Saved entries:

******

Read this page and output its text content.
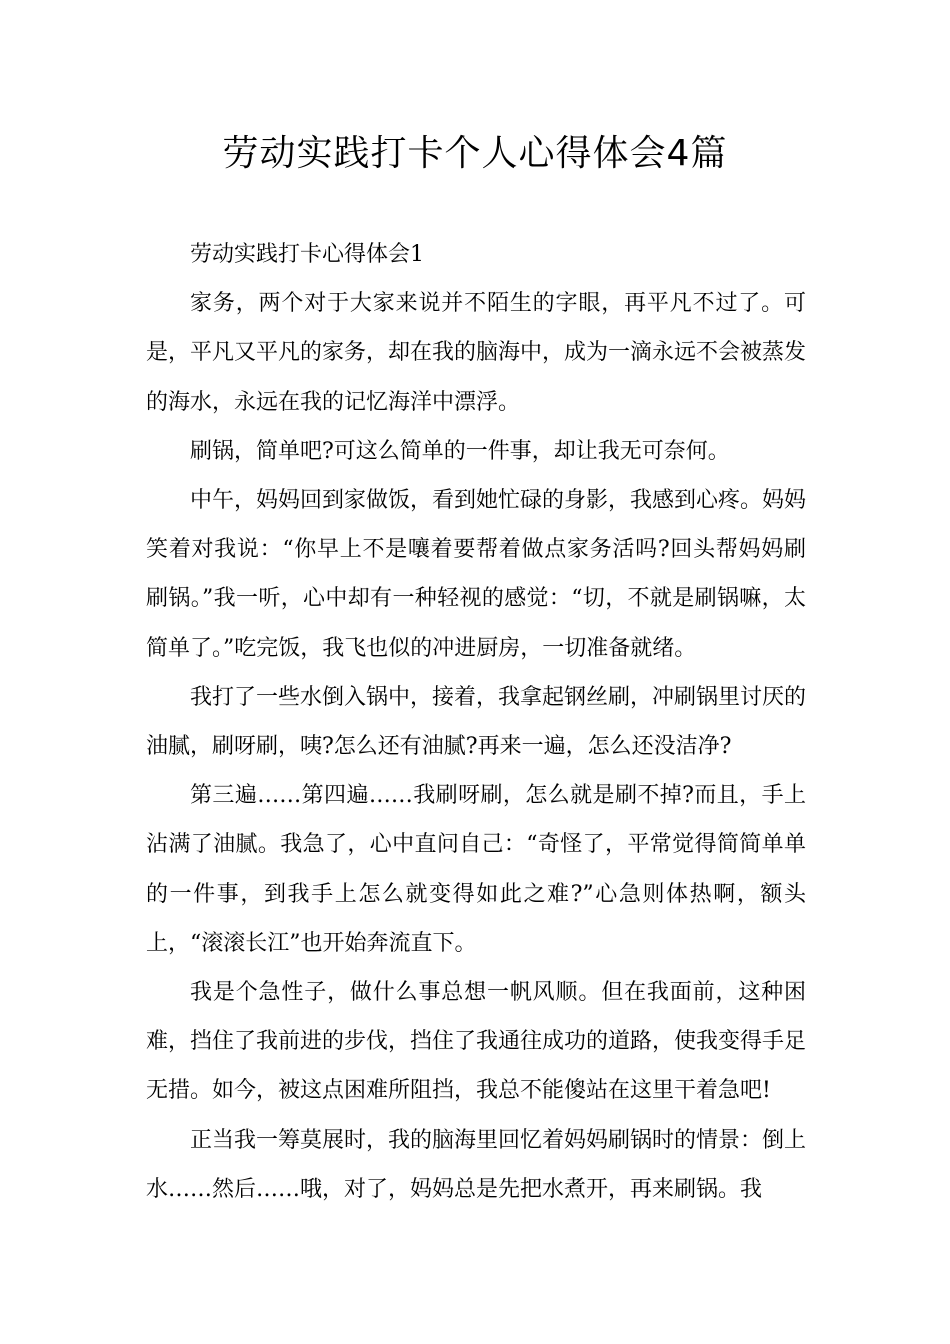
劳动实践打卡个人心得体会4篇

劳动实践打卡心得体会1

家务，两个对于大家来说并不陌生的字眼，再平凡不过了。可是，平凡又平凡的家务，却在我的脑海中，成为一滴永远不会被蒸发的海水，永远在我的记忆海洋中漂浮。

刷锅，简单吧?可这么简单的一件事，却让我无可奈何。

中午，妈妈回到家做饭，看到她忙碌的身影，我感到心疼。妈妈笑着对我说：“你早上不是嚷着要帮着做点家务活吗?回头帮妈妈刷刷锅。”我一听，心中却有一种轻视的感觉：“切，不就是刷锅嘛，太简单了。”吃完饭，我飞也似的冲进厨房，一切准备就绪。

我打了一些水倒入锅中，接着，我拿起钢丝刷，冲刷锅里讨厌的油腻，刷呀刷，咦?怎么还有油腻?再来一遍，怎么还没洁净?

第三遍……第四遍……我刷呀刷，怎么就是刷不掉?而且，手上沾满了油腻。我急了，心中直问自己：“奇怪了，平常觉得简简单单的一件事，到我手上怎么就变得如此之难?”心急则体热啊，额头上，“滚滚长江”也开始奔流直下。

我是个急性子，做什么事总想一帆风顺。但在我面前，这种困难，挡住了我前进的步伐，挡住了我通往成功的道路，使我变得手足无措。如今，被这点困难所阻挡，我总不能傻站在这里干着急吧!

正当我一筹莫展时，我的脑海里回忆着妈妈刷锅时的情景：倒上水……然后……哦，对了，妈妈总是先把水煮开，再来刷锅。我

******

Aim: Return each line from the material above exactly, but not the pictures.

Task output:
Read this page and output its text content.
劳动实践打卡个人心得体会4篇

劳动实践打卡心得体会1

家务，两个对于大家来说并不陌生的字眼，再平凡不过了。可是，平凡又平凡的家务，却在我的脑海中，成为一滴永远不会被蒸发的海水，永远在我的记忆海洋中漂浮。

刷锅，简单吧?可这么简单的一件事，却让我无可奈何。

中午，妈妈回到家做饭，看到她忙碌的身影，我感到心疼。妈妈笑着对我说：“你早上不是嚷着要帮着做点家务活吗?回头帮妈妈刷刷锅。”我一听，心中却有一种轻视的感觉：“切，不就是刷锅嘛，太简单了。”吃完饭，我飞也似的冲进厨房，一切准备就绪。

我打了一些水倒入锅中，接着，我拿起钢丝刷，冲刷锅里讨厌的油腻，刷呀刷，咦?怎么还有油腻?再来一遍，怎么还没洁净?

第三遍……第四遍……我刷呀刷，怎么就是刷不掉?而且，手上沾满了油腻。我急了，心中直问自己：“奇怪了，平常觉得简简单单的一件事，到我手上怎么就变得如此之难?”心急则体热啊，额头上，“滚滚长江”也开始奔流直下。

我是个急性子，做什么事总想一帆风顺。但在我面前，这种困难，挡住了我前进的步伐，挡住了我通往成功的道路，使我变得手足无措。如今，被这点困难所阻挡，我总不能傻站在这里干着急吧!

正当我一筹莫展时，我的脑海里回忆着妈妈刷锅时的情景：倒上水……然后……哦，对了，妈妈总是先把水煮开，再来刷锅。我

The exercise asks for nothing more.